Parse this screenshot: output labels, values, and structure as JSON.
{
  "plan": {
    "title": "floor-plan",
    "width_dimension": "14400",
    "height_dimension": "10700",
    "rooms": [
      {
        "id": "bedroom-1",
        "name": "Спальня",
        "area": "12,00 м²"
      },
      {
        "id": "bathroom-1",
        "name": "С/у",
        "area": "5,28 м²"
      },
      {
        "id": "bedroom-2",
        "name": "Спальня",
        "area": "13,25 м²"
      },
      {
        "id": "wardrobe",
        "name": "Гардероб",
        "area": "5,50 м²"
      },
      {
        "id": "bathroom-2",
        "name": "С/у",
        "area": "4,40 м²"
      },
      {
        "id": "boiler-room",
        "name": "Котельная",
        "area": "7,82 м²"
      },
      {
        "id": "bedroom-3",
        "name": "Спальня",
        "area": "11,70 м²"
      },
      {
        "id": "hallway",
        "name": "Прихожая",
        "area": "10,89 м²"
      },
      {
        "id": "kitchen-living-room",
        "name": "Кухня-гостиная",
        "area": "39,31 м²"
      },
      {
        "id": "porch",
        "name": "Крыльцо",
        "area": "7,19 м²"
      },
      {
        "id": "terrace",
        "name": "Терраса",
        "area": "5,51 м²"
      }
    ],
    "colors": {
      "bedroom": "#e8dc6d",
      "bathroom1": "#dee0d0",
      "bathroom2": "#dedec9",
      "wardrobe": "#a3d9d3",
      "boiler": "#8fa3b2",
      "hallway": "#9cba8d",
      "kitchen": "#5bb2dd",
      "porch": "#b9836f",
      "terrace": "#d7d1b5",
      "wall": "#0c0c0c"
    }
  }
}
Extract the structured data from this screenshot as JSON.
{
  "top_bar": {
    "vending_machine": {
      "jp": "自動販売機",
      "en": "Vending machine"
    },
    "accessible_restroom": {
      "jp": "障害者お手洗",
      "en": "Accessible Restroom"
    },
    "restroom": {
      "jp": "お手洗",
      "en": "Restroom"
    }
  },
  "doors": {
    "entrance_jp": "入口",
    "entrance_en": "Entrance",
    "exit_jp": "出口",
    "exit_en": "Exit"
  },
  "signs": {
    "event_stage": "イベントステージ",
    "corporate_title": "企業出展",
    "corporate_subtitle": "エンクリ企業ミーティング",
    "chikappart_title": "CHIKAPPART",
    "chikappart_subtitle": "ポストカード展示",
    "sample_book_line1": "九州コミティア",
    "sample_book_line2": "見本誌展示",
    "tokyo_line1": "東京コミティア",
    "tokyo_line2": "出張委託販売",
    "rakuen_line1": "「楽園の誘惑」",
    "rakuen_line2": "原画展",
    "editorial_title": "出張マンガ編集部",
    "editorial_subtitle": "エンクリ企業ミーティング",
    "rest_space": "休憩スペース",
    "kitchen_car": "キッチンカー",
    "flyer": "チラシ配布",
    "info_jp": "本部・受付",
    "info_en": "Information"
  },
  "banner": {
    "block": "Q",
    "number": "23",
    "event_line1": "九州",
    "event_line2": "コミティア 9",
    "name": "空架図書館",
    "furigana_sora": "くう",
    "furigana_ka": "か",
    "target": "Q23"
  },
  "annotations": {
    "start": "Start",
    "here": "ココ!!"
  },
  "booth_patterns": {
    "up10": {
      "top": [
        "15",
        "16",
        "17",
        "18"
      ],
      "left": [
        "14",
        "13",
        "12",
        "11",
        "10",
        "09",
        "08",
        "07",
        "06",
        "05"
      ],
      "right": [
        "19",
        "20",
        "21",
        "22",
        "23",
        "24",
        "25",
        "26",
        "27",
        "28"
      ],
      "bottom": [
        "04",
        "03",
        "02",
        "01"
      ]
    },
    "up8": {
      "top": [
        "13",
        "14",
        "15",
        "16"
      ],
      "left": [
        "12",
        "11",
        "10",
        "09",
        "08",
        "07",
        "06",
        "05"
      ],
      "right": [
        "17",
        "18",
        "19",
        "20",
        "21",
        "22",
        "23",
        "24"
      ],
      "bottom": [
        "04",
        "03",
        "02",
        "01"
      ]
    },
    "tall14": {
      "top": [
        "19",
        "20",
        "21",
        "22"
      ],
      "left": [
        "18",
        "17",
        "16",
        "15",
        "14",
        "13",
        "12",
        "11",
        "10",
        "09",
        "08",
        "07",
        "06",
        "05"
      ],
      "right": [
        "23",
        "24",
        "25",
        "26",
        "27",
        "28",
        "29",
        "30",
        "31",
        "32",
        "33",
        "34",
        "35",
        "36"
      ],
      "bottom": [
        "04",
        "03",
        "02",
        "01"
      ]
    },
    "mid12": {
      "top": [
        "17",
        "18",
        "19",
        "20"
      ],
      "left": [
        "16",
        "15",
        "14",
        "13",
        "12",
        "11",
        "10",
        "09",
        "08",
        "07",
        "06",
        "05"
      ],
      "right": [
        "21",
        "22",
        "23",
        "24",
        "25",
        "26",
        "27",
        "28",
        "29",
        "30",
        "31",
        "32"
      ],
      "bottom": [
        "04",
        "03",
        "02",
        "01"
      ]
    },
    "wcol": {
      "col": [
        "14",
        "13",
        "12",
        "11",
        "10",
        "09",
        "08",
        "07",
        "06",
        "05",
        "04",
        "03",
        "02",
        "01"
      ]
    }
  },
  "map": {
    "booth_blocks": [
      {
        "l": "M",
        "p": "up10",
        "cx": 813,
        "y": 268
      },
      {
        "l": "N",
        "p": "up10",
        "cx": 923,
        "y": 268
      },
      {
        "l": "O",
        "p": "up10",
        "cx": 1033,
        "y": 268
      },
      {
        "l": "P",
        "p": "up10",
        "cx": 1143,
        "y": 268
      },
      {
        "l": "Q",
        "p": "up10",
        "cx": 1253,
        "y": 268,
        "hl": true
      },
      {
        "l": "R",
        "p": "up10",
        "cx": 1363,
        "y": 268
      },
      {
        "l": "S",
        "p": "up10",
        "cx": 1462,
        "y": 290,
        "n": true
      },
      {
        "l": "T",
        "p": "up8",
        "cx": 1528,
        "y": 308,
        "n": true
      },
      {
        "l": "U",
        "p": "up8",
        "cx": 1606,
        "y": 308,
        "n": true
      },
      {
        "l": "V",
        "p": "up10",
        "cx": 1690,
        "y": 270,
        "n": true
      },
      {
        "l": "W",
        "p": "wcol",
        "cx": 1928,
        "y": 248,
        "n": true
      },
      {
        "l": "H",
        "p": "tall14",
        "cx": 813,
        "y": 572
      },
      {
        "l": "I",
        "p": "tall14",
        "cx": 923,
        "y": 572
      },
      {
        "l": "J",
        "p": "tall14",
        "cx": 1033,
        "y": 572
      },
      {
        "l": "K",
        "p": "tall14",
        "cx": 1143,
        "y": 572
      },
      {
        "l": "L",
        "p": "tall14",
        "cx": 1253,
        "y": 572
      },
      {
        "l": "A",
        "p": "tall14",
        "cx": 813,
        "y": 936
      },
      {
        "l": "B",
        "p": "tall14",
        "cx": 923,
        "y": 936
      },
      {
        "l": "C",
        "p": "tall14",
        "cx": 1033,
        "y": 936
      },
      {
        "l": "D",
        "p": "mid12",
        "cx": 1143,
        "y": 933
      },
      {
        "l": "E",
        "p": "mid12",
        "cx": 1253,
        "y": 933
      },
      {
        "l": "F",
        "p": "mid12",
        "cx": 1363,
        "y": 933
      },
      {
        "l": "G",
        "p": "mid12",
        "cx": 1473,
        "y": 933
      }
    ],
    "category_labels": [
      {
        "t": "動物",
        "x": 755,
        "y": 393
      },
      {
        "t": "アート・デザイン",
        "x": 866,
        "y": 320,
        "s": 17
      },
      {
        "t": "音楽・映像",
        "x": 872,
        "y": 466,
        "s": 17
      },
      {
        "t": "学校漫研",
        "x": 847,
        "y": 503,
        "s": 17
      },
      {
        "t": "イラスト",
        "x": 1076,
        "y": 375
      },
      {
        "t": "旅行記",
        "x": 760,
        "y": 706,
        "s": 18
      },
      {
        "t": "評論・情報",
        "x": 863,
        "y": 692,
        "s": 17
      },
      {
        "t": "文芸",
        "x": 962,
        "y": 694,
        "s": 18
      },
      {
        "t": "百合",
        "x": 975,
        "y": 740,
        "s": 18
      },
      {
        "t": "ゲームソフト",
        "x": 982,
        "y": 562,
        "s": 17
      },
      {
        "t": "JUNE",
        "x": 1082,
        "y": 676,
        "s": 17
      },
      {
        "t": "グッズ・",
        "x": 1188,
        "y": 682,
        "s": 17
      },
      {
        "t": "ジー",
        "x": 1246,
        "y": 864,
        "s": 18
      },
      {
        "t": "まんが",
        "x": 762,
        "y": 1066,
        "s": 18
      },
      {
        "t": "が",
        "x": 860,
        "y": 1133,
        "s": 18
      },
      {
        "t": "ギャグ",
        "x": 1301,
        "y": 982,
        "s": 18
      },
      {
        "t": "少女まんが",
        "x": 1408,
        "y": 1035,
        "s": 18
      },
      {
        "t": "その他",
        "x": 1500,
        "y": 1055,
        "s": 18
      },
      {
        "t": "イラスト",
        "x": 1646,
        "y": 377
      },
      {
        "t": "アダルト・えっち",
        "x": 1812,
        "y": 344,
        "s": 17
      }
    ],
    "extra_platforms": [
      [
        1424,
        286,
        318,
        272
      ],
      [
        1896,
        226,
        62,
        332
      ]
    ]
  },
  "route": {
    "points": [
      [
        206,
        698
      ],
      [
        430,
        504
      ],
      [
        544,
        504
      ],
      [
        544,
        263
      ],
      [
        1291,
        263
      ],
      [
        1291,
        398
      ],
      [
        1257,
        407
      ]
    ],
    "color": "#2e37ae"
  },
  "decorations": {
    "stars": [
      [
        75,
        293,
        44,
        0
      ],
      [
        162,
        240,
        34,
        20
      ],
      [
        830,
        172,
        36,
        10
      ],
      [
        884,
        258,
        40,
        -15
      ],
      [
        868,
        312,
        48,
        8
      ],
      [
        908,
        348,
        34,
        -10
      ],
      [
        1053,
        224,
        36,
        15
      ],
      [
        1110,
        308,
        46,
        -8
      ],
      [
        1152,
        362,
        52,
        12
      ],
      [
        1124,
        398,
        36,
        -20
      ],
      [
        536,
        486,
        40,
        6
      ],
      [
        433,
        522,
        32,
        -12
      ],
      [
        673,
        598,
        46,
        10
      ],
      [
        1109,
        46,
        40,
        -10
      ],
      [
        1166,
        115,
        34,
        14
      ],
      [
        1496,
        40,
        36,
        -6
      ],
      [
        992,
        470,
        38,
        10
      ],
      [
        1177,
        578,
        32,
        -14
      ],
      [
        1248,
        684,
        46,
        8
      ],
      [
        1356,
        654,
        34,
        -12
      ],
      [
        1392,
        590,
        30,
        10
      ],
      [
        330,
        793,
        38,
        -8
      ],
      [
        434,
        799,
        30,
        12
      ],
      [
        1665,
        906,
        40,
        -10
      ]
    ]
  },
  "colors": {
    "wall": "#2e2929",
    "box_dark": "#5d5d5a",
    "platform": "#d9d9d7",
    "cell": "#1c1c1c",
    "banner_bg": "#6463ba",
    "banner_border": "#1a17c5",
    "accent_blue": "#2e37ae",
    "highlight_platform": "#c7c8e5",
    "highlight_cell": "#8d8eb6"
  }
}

Exercise instructions:
Going through the data, tally the lines containing "screenshot" and report only the result.

The solution:
2